Instructions to follow:
Go through the entries below and print each one exactly, leaving out pictures.

Data records:
··········

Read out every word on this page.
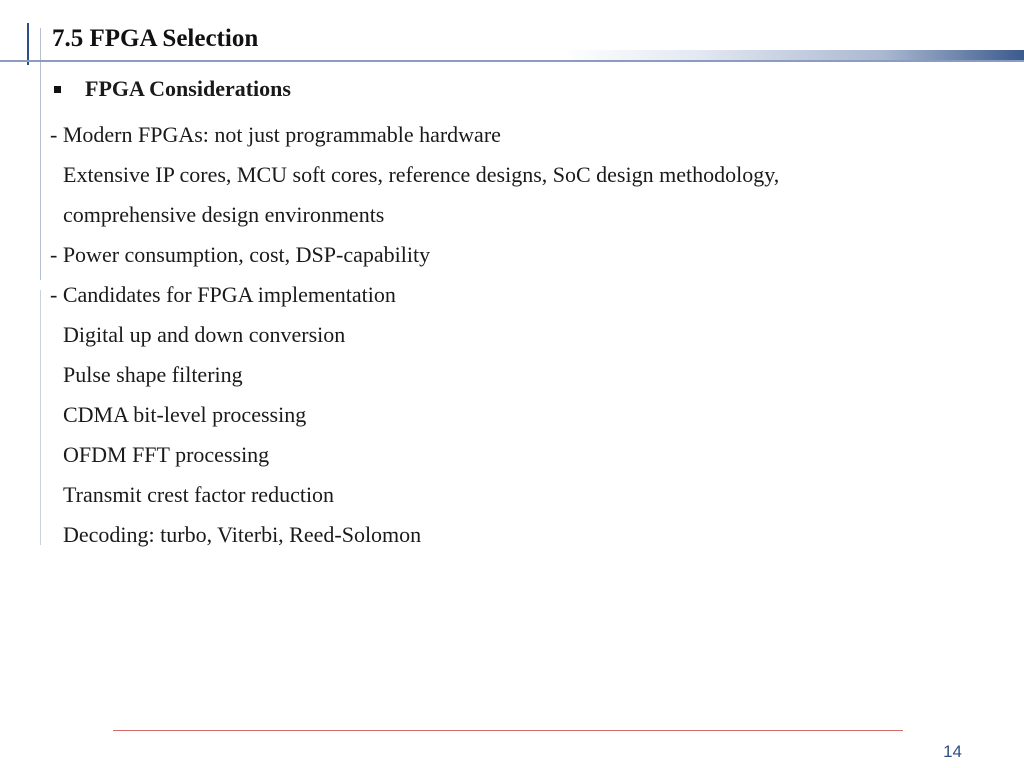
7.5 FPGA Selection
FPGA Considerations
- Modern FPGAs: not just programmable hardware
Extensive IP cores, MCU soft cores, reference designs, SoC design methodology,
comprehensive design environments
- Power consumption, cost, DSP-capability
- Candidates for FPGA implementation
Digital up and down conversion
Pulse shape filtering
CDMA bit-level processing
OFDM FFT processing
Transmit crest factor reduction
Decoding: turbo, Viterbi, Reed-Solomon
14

··········

Reply:
Read out every word on this page.
7.5 FPGA Selection
FPGA Considerations
- Modern FPGAs: not just programmable hardware
Extensive IP cores, MCU soft cores, reference designs, SoC design methodology,
comprehensive design environments
- Power consumption, cost, DSP-capability
- Candidates for FPGA implementation
Digital up and down conversion
Pulse shape filtering
CDMA bit-level processing
OFDM FFT processing
Transmit crest factor reduction
Decoding: turbo, Viterbi, Reed-Solomon
14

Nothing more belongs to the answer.